** START OF Document excerpt **
On 12 July 1938 a much more detailed list of specifications was given. In general they called for a tank that was to be powerfully armed, immune to standard anti-tank guns, and possessing an excellent tactical and strategic mobility. In detail they demanded a long high velocity semi-automatic 75 mm main armament; a 7.5mm machine-gun in the turret that could also serve as an AA-weapon; a machine-gun in the front of the hull or the turret; a minimal ammunition load of a hundred rounds for the gun and thirty magazines for the machine-gun; an empty weight of thirty and a combat weight of thirty-two tonnes. The engine was to be able to be both electrically and manually started, and the tracks were to be fully accessible. An on-road speed capability was required of 40 km/h maximum and 30 km/h average over a long journey, with an off-road capability of 20 km/h. Two fuel tanks were to allow a range of two hundred kilometres or eight hours off-road. The climbing capacity was to be ninety centimetres and 85% on a solid or 65% on a wet slope. The trench-crossing capacity was to be 250 centimetres and the wading capacity, 120 centimetres. For the first time, dimensional limits were included: the width was not to exceed 294 centimetres to facilitate rail transport, and the absolute height of the fighting compartment was not to exceed 120 cm, but yet be sufficient to hold a side-door.

As regards specifications for the gas-tight armour, the required thickness remained at sixty millimetres, but a requirement was added that appliqué armour construction techniques not be used, along with a detail requirement that the armour could be cast – with the sections connected by bolts or, preferably, gudgeons – or electrically welded. A requirement that automatic fire-extinguishers be present also was added.

The crew was to have advanced vision and fire-control equipment. The cupola, armed with the secondary 7.5 mm machine gun, was to have a large episcope to which the main turret was to be slaved, allowing the commander to lay the 75 mm gun on the target himself, allowing for the possibility that the commander would double as gunner. The cupola also was to be fitted with an optical telemetric rangefinder. The main gun was to be an L/32 75 mm gun, providing, despite its limited caliber-length compared to anticipated comparable AFV main weapons of other major military powers, a good muzzle velocity through the use of Brandt tungsten armour-piercing subcalibre ammunition.

None of the projects in the summer of 1938 could meet these specifications without a fundamental redesign.
** END OF Document excerpt **
--- Requirements ---
a – In the text on the 1938 tank specifications, why was the width not to exceed 294 centimetres?
b – Carry on the text about the 1938 tank specifications, picking up after its final sentence.
** START OF Data rows **
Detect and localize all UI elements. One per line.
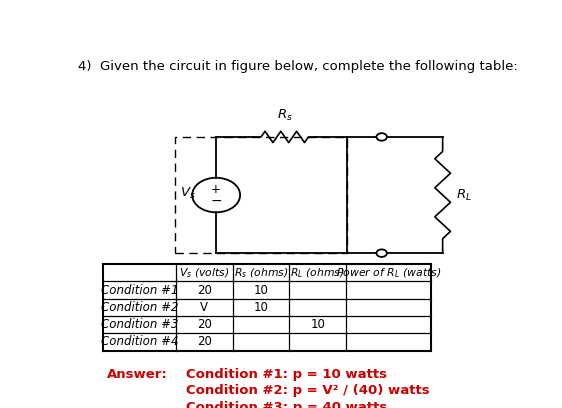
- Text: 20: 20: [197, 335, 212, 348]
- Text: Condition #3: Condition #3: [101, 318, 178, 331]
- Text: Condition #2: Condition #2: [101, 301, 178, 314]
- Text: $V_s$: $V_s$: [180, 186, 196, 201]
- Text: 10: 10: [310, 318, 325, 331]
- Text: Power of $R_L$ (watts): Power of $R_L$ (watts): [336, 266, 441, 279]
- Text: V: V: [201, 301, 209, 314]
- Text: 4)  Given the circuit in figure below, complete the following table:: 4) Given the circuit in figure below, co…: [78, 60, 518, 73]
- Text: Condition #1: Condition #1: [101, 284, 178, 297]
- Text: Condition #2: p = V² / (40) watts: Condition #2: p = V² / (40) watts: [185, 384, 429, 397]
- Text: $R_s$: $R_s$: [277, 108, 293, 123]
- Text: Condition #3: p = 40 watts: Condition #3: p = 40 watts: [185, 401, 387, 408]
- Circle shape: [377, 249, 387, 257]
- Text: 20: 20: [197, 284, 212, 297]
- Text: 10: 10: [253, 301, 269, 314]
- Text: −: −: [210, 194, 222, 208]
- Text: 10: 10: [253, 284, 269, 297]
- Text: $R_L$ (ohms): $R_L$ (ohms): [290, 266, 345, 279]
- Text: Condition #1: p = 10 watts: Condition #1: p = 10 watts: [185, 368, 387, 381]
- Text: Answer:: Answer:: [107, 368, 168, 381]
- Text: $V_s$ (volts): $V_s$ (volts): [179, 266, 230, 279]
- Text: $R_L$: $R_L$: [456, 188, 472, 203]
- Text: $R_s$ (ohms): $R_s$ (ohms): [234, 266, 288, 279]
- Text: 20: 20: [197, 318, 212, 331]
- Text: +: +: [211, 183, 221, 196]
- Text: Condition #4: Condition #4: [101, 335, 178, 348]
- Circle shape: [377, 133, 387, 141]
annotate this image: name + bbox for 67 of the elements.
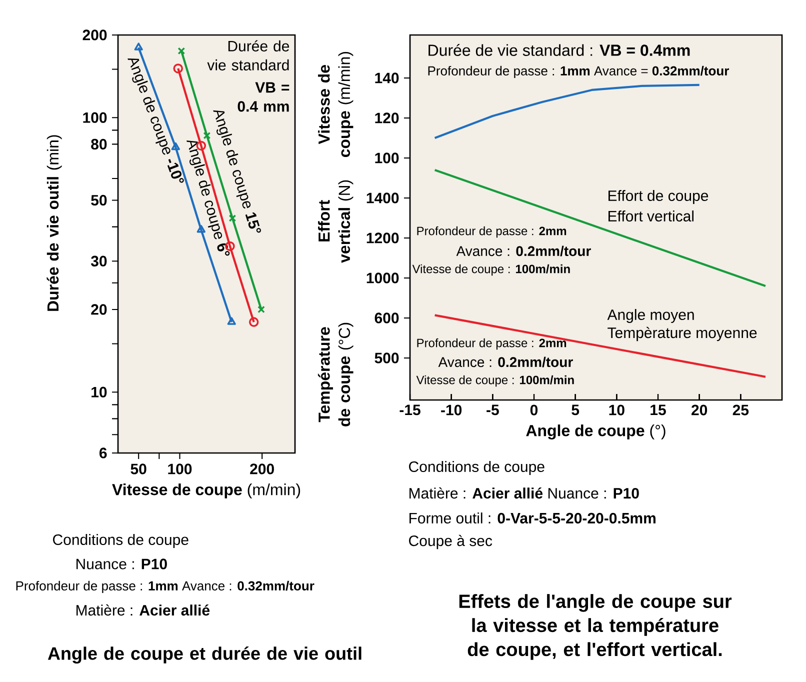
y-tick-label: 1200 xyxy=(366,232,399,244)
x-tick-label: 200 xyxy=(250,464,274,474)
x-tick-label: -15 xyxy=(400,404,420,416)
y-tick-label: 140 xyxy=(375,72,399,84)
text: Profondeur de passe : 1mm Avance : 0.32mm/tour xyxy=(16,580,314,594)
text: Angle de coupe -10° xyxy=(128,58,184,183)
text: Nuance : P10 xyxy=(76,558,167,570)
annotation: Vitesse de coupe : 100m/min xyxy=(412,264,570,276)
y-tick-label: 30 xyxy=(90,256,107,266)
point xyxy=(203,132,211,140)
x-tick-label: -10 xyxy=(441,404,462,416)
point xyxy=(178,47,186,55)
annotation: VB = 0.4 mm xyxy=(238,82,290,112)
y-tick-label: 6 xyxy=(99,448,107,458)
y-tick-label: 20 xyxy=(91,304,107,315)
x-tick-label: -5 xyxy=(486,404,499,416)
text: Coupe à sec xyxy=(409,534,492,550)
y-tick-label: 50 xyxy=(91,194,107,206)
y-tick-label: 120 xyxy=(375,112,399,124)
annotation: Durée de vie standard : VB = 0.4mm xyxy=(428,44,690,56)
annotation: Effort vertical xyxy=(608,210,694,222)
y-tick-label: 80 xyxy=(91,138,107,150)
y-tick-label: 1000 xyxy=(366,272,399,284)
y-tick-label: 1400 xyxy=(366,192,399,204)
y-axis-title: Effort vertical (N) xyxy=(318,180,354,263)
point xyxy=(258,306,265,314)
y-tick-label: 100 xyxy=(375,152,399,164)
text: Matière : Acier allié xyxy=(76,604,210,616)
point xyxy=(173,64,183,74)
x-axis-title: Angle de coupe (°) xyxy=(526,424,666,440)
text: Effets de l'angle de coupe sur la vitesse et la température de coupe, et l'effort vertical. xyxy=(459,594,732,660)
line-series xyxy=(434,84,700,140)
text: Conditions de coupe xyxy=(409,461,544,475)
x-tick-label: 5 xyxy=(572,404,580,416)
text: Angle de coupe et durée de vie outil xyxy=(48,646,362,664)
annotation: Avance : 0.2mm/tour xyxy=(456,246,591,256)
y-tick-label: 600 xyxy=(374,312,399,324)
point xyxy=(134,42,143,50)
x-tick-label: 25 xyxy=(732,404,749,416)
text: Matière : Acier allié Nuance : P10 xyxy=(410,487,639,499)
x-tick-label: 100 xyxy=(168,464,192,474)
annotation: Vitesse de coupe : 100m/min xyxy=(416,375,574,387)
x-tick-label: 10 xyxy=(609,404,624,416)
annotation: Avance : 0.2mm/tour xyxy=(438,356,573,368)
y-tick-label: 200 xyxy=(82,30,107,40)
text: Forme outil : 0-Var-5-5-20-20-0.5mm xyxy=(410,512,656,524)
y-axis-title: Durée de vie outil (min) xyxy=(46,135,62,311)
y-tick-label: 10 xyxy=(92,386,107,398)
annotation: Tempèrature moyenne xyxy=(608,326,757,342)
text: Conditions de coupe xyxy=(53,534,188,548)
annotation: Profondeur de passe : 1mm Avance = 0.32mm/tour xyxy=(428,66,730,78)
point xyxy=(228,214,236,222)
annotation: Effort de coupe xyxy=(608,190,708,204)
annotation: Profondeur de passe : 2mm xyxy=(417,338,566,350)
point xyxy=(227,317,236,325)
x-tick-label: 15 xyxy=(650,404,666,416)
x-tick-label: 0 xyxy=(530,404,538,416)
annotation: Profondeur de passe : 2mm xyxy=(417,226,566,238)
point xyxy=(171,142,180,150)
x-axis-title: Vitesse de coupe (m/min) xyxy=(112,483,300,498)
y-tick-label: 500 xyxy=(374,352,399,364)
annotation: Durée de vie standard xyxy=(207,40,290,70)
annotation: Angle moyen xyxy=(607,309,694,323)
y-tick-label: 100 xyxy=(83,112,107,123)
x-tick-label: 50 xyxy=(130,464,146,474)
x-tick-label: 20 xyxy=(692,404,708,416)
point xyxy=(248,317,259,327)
** END OF Data rows **
--- Answers per task ---
a – To facilitate rail transport.

b –
===Char G1P===
The Char G1P, put forth by SEAM (Société d'Études et d'Applications Mécaniques), had received its designation letter P because Poniatowski had designed it. SEAM was the only company whose project was sufficiently advanced – due to it being informed in advance of the first specifications of 1935 – to present an actual prototype to the Commission de Vincennes, early in the night of 3 December 1936, albeit in an unfinished state. Despite having neither the intended engine nor any armament fixed (a bell-shaped dummy turret with large glass windows was placed on the turret ring), the vehicle already weighed 23 metric tonnes, confirming the prediction of a study made by the army workshop, the Atelier de Rueil (ARL), that it would be impossible for a tank to meet the required specifications within even a 28 tonne limit. Instead of the intended 12 CV 280 hp engine a Hispano 6 CV engine of 120 hp had been utilised. Although a petro-electric transmission system was used, theoretically leading to a higher effective power output, tests performed between 3 and 10 December showed that the maximum speed was, as could be expected from the weak provisional engine, a disappointing fourteen km/h on the road, and ten km/h in terrain. The transmission alone weighed 2.4 tonnes, 1.5 tonnes heavier than a traditional mechanical system. Steering was easy though, and unlike most other petro-electrical systems it performed without reliability problems. The vehicle made extensive use of smoothly curved cast sloped armour. There was room in the right side of the hull for a 75 mm main gun. There was to be a crew of four: a commander (also manning a machine gun turret), a driver, a gunner and a radio-operator. The length was 557 cm.

The commission decided that, given the unfinished state of the project, no definitive decisions could be made. SEAM was invited to improve the prototype by lengthening the hull, fitting a more supple suspension, and moving the fire-proof bulkhead 95 mm to the back to enlarge the fighting compartment, creating more room to operate the 75 mm gun.

On 6 June 1937, the project was considered by the Conseil Supérieur de la Guerre as a possible battle tank to equip the future Divisions Cuirassées, the armoured divisions of the Infantry. During 1937 and 1938, the company rebuilt the vehicle, changing the suspension and cooperating with ARL to install a 280 hp Hispano-Suiza engine. Pictures show this rebuilt design had six large road wheels per side. Besides the hull armament, the placement of an APX4 turret, armed with a 47 mm SA 35 gun, was ordered by the commission on 24 May 1938, together with the placement of a radio set. The dimensions of the prototype were also slightly changed: the width decreased from 2.94 m to 2.92 m and the height from 2,76 to 2.73. The larger turret was partly compensated by decreasing hull height from 183 to 174 cm.

In early 1939, the commission still was considering whether to order about 250 vehicles. During this time SEAM experienced severe financial difficulties, however. When in July 1938 new specifications called for a main 75 mm armament in the turret, the company was unable to finance a completely redesigned vehicle; the existing prototype could not easily be adapted and its transmission had already shown to be overloaded by earlier weight increases. The company appealed to the ARL workshop to assist, and the Conseil Consultatif de l'Armement ordered on 19 January that ARL should comply, and SEAM transferred the prototype ARL for installation of an ARL 3 turret on a widened superstructure. When war broke out on 10 September 1939, this development was suspended. On 22 December 1939 it was restarted but merely as a technology demonstrator; at the time of the Fall of France the vehicle was still unfinished and without turret, though it was the only offshoot of the Char G1 project to near completion or even to be in a running condition.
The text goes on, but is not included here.